— Task brief —
Check every line of the material below for "countries". Give the number of lines that have it, and only that.

Entries from a visual dataset:

"""

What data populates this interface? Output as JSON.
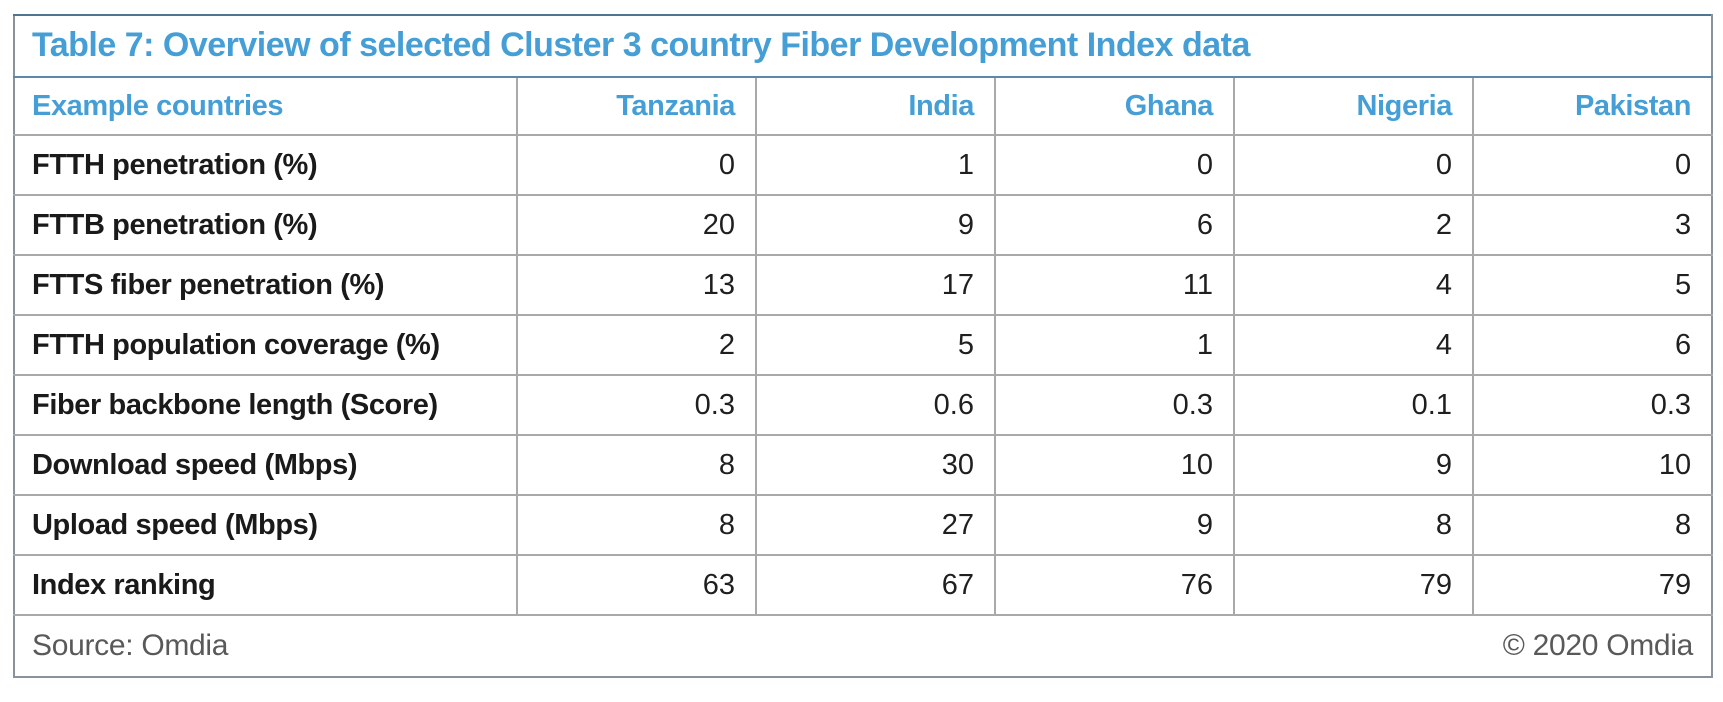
{
  "title": "Table 7: Overview of selected Cluster 3 country Fiber Development Index data",
  "colors": {
    "accent_blue": "#459fd6",
    "grid_gray": "#a9a9a9",
    "outer_border": "#8a929b",
    "title_divider": "#5d89a8",
    "body_text": "#1f1f1f",
    "footer_gray": "#595959"
  },
  "table": {
    "header": {
      "label_col": "Example countries",
      "countries": [
        "Tanzania",
        "India",
        "Ghana",
        "Nigeria",
        "Pakistan"
      ]
    },
    "rows": [
      {
        "label": "FTTH penetration (%)",
        "values": [
          "0",
          "1",
          "0",
          "0",
          "0"
        ]
      },
      {
        "label": "FTTB penetration (%)",
        "values": [
          "20",
          "9",
          "6",
          "2",
          "3"
        ]
      },
      {
        "label": "FTTS fiber penetration (%)",
        "values": [
          "13",
          "17",
          "11",
          "4",
          "5"
        ]
      },
      {
        "label": "FTTH population coverage (%)",
        "values": [
          "2",
          "5",
          "1",
          "4",
          "6"
        ]
      },
      {
        "label": "Fiber backbone length (Score)",
        "values": [
          "0.3",
          "0.6",
          "0.3",
          "0.1",
          "0.3"
        ]
      },
      {
        "label": "Download speed (Mbps)",
        "values": [
          "8",
          "30",
          "10",
          "9",
          "10"
        ]
      },
      {
        "label": "Upload speed (Mbps)",
        "values": [
          "8",
          "27",
          "9",
          "8",
          "8"
        ]
      },
      {
        "label": "Index ranking",
        "values": [
          "63",
          "67",
          "76",
          "79",
          "79"
        ]
      }
    ]
  },
  "footer": {
    "source": "Source: Omdia",
    "copyright": "© 2020 Omdia"
  },
  "chart_data": {
    "type": "table",
    "title": "Table 7: Overview of selected Cluster 3 country Fiber Development Index data",
    "categories": [
      "Tanzania",
      "India",
      "Ghana",
      "Nigeria",
      "Pakistan"
    ],
    "series": [
      {
        "name": "FTTH penetration (%)",
        "values": [
          0,
          1,
          0,
          0,
          0
        ]
      },
      {
        "name": "FTTB penetration (%)",
        "values": [
          20,
          9,
          6,
          2,
          3
        ]
      },
      {
        "name": "FTTS fiber penetration (%)",
        "values": [
          13,
          17,
          11,
          4,
          5
        ]
      },
      {
        "name": "FTTH population coverage (%)",
        "values": [
          2,
          5,
          1,
          4,
          6
        ]
      },
      {
        "name": "Fiber backbone length (Score)",
        "values": [
          0.3,
          0.6,
          0.3,
          0.1,
          0.3
        ]
      },
      {
        "name": "Download speed (Mbps)",
        "values": [
          8,
          30,
          10,
          9,
          10
        ]
      },
      {
        "name": "Upload speed (Mbps)",
        "values": [
          8,
          27,
          9,
          8,
          8
        ]
      },
      {
        "name": "Index ranking",
        "values": [
          63,
          67,
          76,
          79,
          79
        ]
      }
    ]
  }
}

"""

— Solution to this problem —
2